## Begin LISTED ENTRIES
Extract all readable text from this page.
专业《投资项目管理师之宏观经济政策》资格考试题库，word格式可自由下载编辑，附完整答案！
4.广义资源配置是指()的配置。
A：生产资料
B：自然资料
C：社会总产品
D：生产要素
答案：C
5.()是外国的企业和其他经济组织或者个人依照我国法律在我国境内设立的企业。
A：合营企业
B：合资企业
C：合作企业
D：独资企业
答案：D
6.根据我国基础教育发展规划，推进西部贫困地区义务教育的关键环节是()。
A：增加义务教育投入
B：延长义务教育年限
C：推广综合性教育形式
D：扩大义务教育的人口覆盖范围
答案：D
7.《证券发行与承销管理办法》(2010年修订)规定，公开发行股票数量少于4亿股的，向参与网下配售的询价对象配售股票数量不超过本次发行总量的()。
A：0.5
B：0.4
## End LISTED ENTRIES
## Begin LISTED ENTRIES
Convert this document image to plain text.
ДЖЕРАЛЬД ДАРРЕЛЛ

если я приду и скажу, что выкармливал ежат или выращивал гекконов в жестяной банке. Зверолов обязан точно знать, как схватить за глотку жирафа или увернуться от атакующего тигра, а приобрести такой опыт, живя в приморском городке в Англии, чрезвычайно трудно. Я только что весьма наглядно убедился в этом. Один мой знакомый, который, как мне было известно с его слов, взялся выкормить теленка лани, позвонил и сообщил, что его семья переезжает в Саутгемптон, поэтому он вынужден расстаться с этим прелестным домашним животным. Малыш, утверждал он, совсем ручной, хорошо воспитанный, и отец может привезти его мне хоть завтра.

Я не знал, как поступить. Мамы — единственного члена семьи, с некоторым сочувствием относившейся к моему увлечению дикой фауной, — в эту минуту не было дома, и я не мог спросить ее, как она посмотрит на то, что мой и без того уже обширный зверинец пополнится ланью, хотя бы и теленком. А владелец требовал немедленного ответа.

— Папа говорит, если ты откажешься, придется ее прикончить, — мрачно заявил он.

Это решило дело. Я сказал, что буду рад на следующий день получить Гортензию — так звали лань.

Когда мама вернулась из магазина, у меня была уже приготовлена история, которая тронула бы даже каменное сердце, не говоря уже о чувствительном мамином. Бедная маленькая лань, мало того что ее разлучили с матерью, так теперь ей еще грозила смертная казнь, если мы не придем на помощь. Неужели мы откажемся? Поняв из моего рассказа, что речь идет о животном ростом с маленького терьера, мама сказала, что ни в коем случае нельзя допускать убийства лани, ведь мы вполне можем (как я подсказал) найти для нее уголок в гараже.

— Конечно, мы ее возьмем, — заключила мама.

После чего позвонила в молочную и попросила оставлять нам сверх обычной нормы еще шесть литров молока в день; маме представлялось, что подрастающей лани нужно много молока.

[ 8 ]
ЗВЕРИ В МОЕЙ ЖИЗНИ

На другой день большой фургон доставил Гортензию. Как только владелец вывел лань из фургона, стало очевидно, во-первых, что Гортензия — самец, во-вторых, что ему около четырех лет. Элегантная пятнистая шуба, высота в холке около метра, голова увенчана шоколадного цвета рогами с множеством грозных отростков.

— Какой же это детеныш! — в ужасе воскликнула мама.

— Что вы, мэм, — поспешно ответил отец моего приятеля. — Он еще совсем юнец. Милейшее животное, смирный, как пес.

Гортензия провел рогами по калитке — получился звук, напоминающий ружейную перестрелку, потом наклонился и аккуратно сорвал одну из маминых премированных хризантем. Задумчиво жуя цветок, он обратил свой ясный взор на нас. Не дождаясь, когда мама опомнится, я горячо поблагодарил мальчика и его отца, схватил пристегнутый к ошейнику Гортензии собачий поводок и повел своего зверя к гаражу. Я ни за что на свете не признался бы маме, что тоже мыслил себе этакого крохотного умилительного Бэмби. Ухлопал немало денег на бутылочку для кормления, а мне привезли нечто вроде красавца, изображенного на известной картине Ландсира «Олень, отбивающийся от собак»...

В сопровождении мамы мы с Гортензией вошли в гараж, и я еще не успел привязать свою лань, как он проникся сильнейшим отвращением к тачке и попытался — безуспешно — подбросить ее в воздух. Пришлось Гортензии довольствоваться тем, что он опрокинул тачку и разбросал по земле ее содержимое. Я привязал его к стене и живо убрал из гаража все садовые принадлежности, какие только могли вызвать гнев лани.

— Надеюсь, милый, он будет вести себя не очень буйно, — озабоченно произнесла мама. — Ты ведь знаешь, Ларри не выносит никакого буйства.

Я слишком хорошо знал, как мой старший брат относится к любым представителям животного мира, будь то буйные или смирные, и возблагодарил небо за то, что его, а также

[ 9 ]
## End LISTED ENTRIES
_TASK DESCRIPTION_
Track down every line of the material containing the string "день", and copy it.

_FINAL RESULT_
Это решило дело. Я сказал, что буду рад на следующий день получить Гортензию — так звали лань.
После чего позвонила в молочную и попросила оставлять нам сверх обычной нормы еще шесть литров молока в день; маме представлялось, что подрастающей лани нужно много молока.
На другой день большой фургон доставил Гортензию. Как только владелец вывел лань из фургона, стало очевидно, во-первых, что Гортензия — самец, во-вторых, что ему около четырех лет. Элегантная пятнистая шуба, высота в холке около метра, голова увенчана шоколадного цвета рогами с множеством грозных отростков.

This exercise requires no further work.